**PROBLEM TO WORK ON**: Repeat the whole listing exactly as written.

Items from a dataset
* * * *

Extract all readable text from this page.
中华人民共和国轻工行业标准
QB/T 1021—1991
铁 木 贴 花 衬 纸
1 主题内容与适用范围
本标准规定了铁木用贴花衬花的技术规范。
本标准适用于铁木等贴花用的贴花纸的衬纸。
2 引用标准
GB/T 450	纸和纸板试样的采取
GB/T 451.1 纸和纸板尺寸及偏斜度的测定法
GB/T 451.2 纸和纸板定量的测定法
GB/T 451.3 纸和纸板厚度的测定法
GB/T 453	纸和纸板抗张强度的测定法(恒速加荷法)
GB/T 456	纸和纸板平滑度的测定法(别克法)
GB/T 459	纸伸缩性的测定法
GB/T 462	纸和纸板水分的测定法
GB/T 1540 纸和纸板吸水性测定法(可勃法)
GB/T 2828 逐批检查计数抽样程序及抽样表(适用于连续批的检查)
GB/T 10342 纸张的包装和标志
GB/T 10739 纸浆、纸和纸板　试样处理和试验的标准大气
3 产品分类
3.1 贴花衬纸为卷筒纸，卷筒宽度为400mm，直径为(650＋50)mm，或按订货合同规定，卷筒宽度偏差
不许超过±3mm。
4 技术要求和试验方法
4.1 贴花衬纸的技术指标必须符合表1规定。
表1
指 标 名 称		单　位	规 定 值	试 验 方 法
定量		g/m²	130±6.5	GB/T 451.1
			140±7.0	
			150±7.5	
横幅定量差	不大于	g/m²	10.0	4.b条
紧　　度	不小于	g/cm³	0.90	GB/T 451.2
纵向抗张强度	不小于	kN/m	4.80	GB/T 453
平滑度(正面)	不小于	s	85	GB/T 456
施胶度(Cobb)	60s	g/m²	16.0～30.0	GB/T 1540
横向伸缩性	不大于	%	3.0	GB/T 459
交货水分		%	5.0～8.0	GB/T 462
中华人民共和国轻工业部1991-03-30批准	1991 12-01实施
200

* * * *

**EXERCISE RESULT**:
Extract all readable text from this page.
中华人民共和国轻工行业标准
QB/T 1021—1991
铁 木 贴 花 衬 纸
1 主题内容与适用范围
本标准规定了铁木用贴花衬花的技术规范。
本标准适用于铁木等贴花用的贴花纸的衬纸。
2 引用标准
GB/T 450	纸和纸板试样的采取
GB/T 451.1 纸和纸板尺寸及偏斜度的测定法
GB/T 451.2 纸和纸板定量的测定法
GB/T 451.3 纸和纸板厚度的测定法
GB/T 453	纸和纸板抗张强度的测定法(恒速加荷法)
GB/T 456	纸和纸板平滑度的测定法(别克法)
GB/T 459	纸伸缩性的测定法
GB/T 462	纸和纸板水分的测定法
GB/T 1540 纸和纸板吸水性测定法(可勃法)
GB/T 2828 逐批检查计数抽样程序及抽样表(适用于连续批的检查)
GB/T 10342 纸张的包装和标志
GB/T 10739 纸浆、纸和纸板　试样处理和试验的标准大气
3 产品分类
3.1 贴花衬纸为卷筒纸，卷筒宽度为400mm，直径为(650＋50)mm，或按订货合同规定，卷筒宽度偏差
不许超过±3mm。
4 技术要求和试验方法
4.1 贴花衬纸的技术指标必须符合表1规定。
表1
指 标 名 称		单　位	规 定 值	试 验 方 法
定量		g/m²	130±6.5	GB/T 451.1
			140±7.0	
			150±7.5	
横幅定量差	不大于	g/m²	10.0	4.b条
紧　　度	不小于	g/cm³	0.90	GB/T 451.2
纵向抗张强度	不小于	kN/m	4.80	GB/T 453
平滑度(正面)	不小于	s	85	GB/T 456
施胶度(Cobb)	60s	g/m²	16.0～30.0	GB/T 1540
横向伸缩性	不大于	%	3.0	GB/T 459
交货水分		%	5.0～8.0	GB/T 462
中华人民共和国轻工业部1991-03-30批准	1991 12-01实施
200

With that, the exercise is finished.